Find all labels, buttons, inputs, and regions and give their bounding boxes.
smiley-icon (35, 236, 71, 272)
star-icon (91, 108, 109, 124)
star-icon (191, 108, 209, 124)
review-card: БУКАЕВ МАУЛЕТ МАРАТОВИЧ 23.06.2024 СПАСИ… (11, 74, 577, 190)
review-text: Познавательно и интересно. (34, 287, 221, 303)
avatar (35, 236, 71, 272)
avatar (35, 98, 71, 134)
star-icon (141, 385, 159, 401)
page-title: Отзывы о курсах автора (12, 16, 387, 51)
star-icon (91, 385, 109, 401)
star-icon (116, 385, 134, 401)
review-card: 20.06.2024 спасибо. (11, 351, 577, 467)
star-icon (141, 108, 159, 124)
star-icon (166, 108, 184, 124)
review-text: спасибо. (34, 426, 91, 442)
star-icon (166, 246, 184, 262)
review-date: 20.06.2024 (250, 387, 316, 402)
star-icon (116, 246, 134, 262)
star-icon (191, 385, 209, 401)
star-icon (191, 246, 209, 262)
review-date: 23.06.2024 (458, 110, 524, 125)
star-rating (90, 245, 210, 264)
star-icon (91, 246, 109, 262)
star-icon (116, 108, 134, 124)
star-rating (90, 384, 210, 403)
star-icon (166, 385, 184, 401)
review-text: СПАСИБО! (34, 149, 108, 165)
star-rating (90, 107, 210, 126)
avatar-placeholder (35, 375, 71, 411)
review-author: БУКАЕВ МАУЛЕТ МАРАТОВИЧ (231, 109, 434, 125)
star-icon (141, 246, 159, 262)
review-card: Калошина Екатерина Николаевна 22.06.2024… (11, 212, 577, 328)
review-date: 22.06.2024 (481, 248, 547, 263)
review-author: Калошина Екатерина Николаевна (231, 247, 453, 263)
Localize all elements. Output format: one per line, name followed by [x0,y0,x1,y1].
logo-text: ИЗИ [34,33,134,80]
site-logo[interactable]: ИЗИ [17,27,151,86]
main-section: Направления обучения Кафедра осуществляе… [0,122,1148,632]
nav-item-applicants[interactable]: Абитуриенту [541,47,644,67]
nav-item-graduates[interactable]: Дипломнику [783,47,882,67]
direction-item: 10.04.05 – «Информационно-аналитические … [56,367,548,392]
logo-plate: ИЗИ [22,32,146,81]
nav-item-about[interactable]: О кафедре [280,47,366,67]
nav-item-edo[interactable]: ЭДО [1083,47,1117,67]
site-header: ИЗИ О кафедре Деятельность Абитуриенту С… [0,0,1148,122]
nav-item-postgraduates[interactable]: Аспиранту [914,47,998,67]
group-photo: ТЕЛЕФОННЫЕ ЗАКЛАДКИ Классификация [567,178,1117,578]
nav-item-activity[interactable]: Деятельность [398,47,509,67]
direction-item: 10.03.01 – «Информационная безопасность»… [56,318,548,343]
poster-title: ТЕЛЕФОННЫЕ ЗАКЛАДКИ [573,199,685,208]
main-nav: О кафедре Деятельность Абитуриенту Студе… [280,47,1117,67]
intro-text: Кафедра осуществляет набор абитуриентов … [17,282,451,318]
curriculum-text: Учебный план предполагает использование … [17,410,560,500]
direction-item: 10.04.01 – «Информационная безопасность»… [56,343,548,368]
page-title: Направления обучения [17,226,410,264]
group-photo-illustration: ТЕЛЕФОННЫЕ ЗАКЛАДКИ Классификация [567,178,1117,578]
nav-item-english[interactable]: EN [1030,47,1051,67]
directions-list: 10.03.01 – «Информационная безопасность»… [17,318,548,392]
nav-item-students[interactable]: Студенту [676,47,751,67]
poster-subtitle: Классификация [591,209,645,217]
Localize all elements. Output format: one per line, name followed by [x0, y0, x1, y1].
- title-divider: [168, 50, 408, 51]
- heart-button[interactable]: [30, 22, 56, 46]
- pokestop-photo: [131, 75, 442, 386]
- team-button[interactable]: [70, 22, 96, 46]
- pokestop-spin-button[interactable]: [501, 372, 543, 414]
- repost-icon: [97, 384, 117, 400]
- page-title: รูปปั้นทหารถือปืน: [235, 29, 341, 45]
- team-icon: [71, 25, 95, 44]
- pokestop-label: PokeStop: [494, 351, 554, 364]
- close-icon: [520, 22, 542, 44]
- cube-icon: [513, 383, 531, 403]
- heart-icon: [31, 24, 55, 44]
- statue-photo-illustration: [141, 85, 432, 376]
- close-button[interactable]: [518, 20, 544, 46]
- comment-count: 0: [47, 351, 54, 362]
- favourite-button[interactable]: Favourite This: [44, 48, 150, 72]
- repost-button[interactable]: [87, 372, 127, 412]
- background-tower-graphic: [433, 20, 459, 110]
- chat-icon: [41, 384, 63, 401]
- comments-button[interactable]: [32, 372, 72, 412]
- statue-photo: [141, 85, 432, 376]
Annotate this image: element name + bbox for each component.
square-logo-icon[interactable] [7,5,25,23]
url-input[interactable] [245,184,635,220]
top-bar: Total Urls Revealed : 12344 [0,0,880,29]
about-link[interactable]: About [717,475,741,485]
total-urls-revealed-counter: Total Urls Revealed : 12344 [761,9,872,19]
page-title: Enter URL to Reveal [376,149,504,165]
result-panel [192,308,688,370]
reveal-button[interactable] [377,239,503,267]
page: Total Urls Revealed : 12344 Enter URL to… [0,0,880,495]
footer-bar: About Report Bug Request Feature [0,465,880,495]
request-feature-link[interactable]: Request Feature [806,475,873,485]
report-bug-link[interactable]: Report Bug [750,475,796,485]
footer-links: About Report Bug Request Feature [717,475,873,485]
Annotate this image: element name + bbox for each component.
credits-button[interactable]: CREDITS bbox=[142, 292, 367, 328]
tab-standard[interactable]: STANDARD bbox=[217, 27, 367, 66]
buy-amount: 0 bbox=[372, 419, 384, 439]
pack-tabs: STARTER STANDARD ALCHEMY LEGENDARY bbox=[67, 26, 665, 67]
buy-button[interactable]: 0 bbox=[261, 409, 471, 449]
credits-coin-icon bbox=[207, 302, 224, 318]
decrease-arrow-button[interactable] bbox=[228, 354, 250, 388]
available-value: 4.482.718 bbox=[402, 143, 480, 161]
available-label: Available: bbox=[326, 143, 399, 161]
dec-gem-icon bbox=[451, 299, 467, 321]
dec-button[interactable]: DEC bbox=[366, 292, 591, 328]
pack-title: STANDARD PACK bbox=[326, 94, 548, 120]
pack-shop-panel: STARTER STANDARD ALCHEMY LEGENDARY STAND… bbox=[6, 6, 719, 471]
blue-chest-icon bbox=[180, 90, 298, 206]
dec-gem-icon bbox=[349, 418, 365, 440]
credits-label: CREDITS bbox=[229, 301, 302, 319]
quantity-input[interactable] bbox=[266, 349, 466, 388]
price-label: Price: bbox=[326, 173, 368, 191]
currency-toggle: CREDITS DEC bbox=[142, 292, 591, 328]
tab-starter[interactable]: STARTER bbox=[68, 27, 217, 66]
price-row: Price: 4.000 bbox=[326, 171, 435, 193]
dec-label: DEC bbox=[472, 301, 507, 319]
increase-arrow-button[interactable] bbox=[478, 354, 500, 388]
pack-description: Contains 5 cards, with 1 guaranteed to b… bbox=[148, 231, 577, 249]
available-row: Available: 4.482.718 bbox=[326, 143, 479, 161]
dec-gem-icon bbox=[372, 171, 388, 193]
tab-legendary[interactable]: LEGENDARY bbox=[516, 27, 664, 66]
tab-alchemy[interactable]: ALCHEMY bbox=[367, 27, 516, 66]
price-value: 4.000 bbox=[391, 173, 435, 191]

+++++

→ Objective
Rewrite all the items above, changing every "star-icon" to "rating-star" and leaving everything else as it is.

→ Final answer
Find all labels, buttons, inputs, and regions and give their bounding boxes.
smiley-icon (35, 236, 71, 272)
rating-star (91, 108, 109, 124)
rating-star (191, 108, 209, 124)
review-card: БУКАЕВ МАУЛЕТ МАРАТОВИЧ 23.06.2024 СПАСИ… (11, 74, 577, 190)
review-text: Познавательно и интересно. (34, 287, 221, 303)
avatar (35, 236, 71, 272)
avatar (35, 98, 71, 134)
rating-star (141, 385, 159, 401)
page-title: Отзывы о курсах автора (12, 16, 387, 51)
rating-star (91, 385, 109, 401)
rating-star (116, 385, 134, 401)
review-card: 20.06.2024 спасибо. (11, 351, 577, 467)
rating-star (141, 108, 159, 124)
rating-star (166, 108, 184, 124)
review-text: спасибо. (34, 426, 91, 442)
rating-star (166, 246, 184, 262)
review-date: 20.06.2024 (250, 387, 316, 402)
rating-star (116, 246, 134, 262)
rating-star (191, 385, 209, 401)
rating-star (191, 246, 209, 262)
review-date: 23.06.2024 (458, 110, 524, 125)
star-rating (90, 245, 210, 264)
rating-star (91, 246, 109, 262)
rating-star (116, 108, 134, 124)
star-rating (90, 384, 210, 403)
rating-star (166, 385, 184, 401)
review-text: СПАСИБО! (34, 149, 108, 165)
star-rating (90, 107, 210, 126)
avatar-placeholder (35, 375, 71, 411)
review-author: БУКАЕВ МАУЛЕТ МАРАТОВИЧ (231, 109, 434, 125)
rating-star (141, 246, 159, 262)
review-card: Калошина Екатерина Николаевна 22.06.2024… (11, 212, 577, 328)
review-date: 22.06.2024 (481, 248, 547, 263)
review-author: Калошина Екатерина Николаевна (231, 247, 453, 263)
Localize all elements. Output format: one per line, name followed by [x0,y0,x1,y1].
logo-text: ИЗИ [34,33,134,80]
site-logo[interactable]: ИЗИ [17,27,151,86]
main-section: Направления обучения Кафедра осуществляе… [0,122,1148,632]
nav-item-applicants[interactable]: Абитуриенту [541,47,644,67]
nav-item-graduates[interactable]: Дипломнику [783,47,882,67]
direction-item: 10.04.05 – «Информационно-аналитические … [56,367,548,392]
logo-plate: ИЗИ [22,32,146,81]
nav-item-about[interactable]: О кафедре [280,47,366,67]
nav-item-edo[interactable]: ЭДО [1083,47,1117,67]
site-header: ИЗИ О кафедре Деятельность Абитуриенту С… [0,0,1148,122]
nav-item-postgraduates[interactable]: Аспиранту [914,47,998,67]
group-photo: ТЕЛЕФОННЫЕ ЗАКЛАДКИ Классификация [567,178,1117,578]
nav-item-activity[interactable]: Деятельность [398,47,509,67]
direction-item: 10.03.01 – «Информационная безопасность»… [56,318,548,343]
poster-title: ТЕЛЕФОННЫЕ ЗАКЛАДКИ [573,199,685,208]
main-nav: О кафедре Деятельность Абитуриенту Студе… [280,47,1117,67]
intro-text: Кафедра осуществляет набор абитуриентов … [17,282,451,318]
curriculum-text: Учебный план предполагает использование … [17,410,560,500]
direction-item: 10.04.01 – «Информационная безопасность»… [56,343,548,368]
page-title: Направления обучения [17,226,410,264]
group-photo-illustration: ТЕЛЕФОННЫЕ ЗАКЛАДКИ Классификация [567,178,1117,578]
nav-item-english[interactable]: EN [1030,47,1051,67]
directions-list: 10.03.01 – «Информационная безопасность»… [17,318,548,392]
nav-item-students[interactable]: Студенту [676,47,751,67]
poster-subtitle: Классификация [591,209,645,217]
Localize all elements. Output format: one per line, name followed by [x0, y0, x1, y1].
- title-divider: [168, 50, 408, 51]
- heart-button[interactable]: [30, 22, 56, 46]
- pokestop-photo: [131, 75, 442, 386]
- team-button[interactable]: [70, 22, 96, 46]
- pokestop-spin-button[interactable]: [501, 372, 543, 414]
- repost-icon: [97, 384, 117, 400]
- page-title: รูปปั้นทหารถือปืน: [235, 29, 341, 45]
- team-icon: [71, 25, 95, 44]
- pokestop-label: PokeStop: [494, 351, 554, 364]
- close-icon: [520, 22, 542, 44]
- cube-icon: [513, 383, 531, 403]
- heart-icon: [31, 24, 55, 44]
- statue-photo-illustration: [141, 85, 432, 376]
- close-button[interactable]: [518, 20, 544, 46]
- comment-count: 0: [47, 351, 54, 362]
- favourite-button[interactable]: Favourite This: [44, 48, 150, 72]
- repost-button[interactable]: [87, 372, 127, 412]
- background-tower-graphic: [433, 20, 459, 110]
- chat-icon: [41, 384, 63, 401]
- comments-button[interactable]: [32, 372, 72, 412]
- statue-photo: [141, 85, 432, 376]
Annotate this image: element name + bbox for each component.
square-logo-icon[interactable] [7,5,25,23]
url-input[interactable] [245,184,635,220]
top-bar: Total Urls Revealed : 12344 [0,0,880,29]
about-link[interactable]: About [717,475,741,485]
total-urls-revealed-counter: Total Urls Revealed : 12344 [761,9,872,19]
page-title: Enter URL to Reveal [376,149,504,165]
result-panel [192,308,688,370]
reveal-button[interactable] [377,239,503,267]
page: Total Urls Revealed : 12344 Enter URL to… [0,0,880,495]
footer-bar: About Report Bug Request Feature [0,465,880,495]
request-feature-link[interactable]: Request Feature [806,475,873,485]
report-bug-link[interactable]: Report Bug [750,475,796,485]
footer-links: About Report Bug Request Feature [717,475,873,485]
Annotate this image: element name + bbox for each component.
credits-button[interactable]: CREDITS bbox=[142, 292, 367, 328]
tab-standard[interactable]: STANDARD bbox=[217, 27, 367, 66]
buy-amount: 0 bbox=[372, 419, 384, 439]
pack-tabs: STARTER STANDARD ALCHEMY LEGENDARY bbox=[67, 26, 665, 67]
buy-button[interactable]: 0 bbox=[261, 409, 471, 449]
credits-coin-icon bbox=[207, 302, 224, 318]
decrease-arrow-button[interactable] bbox=[228, 354, 250, 388]
available-value: 4.482.718 bbox=[402, 143, 480, 161]
available-label: Available: bbox=[326, 143, 399, 161]
dec-gem-icon bbox=[451, 299, 467, 321]
dec-button[interactable]: DEC bbox=[366, 292, 591, 328]
pack-title: STANDARD PACK bbox=[326, 94, 548, 120]
pack-shop-panel: STARTER STANDARD ALCHEMY LEGENDARY STAND… bbox=[6, 6, 719, 471]
blue-chest-icon bbox=[180, 90, 298, 206]
dec-gem-icon bbox=[349, 418, 365, 440]
credits-label: CREDITS bbox=[229, 301, 302, 319]
quantity-input[interactable] bbox=[266, 349, 466, 388]
price-label: Price: bbox=[326, 173, 368, 191]
currency-toggle: CREDITS DEC bbox=[142, 292, 591, 328]
tab-starter[interactable]: STARTER bbox=[68, 27, 217, 66]
price-row: Price: 4.000 bbox=[326, 171, 435, 193]
dec-label: DEC bbox=[472, 301, 507, 319]
increase-arrow-button[interactable] bbox=[478, 354, 500, 388]
pack-description: Contains 5 cards, with 1 guaranteed to b… bbox=[148, 231, 577, 249]
available-row: Available: 4.482.718 bbox=[326, 143, 479, 161]
dec-gem-icon bbox=[372, 171, 388, 193]
tab-legendary[interactable]: LEGENDARY bbox=[516, 27, 664, 66]
tab-alchemy[interactable]: ALCHEMY bbox=[367, 27, 516, 66]
price-value: 4.000 bbox=[391, 173, 435, 191]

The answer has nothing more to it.